> _AIM_: Find the string "Constant" in the records. Copy every line it appears in.

** start of RECORD EXTRACTS **

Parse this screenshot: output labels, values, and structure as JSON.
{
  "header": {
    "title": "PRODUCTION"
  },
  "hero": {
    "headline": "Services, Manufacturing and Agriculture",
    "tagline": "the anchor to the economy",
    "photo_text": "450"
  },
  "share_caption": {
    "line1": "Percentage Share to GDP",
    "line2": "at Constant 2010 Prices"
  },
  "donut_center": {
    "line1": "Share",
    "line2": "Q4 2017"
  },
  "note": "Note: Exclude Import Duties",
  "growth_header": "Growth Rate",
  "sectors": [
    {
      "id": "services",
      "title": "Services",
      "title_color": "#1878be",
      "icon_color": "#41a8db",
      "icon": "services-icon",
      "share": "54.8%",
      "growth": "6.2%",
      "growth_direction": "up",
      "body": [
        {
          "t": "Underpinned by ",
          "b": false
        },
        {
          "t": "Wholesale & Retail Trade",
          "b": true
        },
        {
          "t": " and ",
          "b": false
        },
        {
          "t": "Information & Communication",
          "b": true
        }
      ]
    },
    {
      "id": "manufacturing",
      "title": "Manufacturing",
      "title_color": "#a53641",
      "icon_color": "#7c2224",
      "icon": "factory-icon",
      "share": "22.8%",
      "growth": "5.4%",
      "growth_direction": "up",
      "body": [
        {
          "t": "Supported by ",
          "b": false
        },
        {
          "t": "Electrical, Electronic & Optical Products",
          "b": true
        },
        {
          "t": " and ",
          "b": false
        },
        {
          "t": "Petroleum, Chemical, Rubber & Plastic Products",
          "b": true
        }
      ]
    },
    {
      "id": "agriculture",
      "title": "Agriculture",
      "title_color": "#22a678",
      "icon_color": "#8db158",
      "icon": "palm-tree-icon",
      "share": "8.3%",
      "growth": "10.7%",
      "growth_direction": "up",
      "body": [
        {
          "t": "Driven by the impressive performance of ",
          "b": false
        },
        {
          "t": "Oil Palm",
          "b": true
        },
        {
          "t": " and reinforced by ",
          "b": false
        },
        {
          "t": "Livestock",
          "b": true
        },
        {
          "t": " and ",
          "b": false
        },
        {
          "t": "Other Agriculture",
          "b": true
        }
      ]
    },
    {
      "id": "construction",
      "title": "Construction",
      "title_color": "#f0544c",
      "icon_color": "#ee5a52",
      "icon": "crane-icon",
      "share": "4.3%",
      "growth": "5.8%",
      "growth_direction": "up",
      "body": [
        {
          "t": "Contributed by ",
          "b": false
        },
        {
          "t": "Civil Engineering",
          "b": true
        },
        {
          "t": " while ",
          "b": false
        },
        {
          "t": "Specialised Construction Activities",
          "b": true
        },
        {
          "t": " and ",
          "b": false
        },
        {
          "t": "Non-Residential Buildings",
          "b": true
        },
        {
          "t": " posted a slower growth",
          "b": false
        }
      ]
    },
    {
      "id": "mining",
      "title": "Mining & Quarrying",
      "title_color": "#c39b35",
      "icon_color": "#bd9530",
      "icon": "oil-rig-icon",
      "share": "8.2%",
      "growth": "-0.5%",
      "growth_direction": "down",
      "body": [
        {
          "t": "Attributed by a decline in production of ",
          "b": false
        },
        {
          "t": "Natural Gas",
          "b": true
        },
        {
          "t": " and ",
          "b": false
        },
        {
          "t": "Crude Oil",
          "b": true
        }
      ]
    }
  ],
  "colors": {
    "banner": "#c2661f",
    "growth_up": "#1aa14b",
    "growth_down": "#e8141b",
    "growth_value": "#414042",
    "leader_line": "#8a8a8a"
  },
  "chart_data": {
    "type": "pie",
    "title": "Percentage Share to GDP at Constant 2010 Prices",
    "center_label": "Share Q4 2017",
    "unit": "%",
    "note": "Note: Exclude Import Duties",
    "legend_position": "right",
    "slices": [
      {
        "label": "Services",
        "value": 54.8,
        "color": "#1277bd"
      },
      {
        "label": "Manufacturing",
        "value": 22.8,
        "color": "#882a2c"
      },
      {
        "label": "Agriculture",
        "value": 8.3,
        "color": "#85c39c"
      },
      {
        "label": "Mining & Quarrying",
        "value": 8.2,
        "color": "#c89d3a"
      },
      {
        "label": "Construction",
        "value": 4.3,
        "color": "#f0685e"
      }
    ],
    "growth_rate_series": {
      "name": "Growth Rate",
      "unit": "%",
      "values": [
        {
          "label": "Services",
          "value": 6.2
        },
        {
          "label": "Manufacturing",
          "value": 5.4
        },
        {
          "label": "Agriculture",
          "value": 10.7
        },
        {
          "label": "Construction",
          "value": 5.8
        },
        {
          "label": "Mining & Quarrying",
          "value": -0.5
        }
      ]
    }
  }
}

** end of RECORD EXTRACTS **

> _THE OUTPUT_:
    "line2": "at Constant 2010 Prices"
    "title": "Percentage Share to GDP at Constant 2010 Prices",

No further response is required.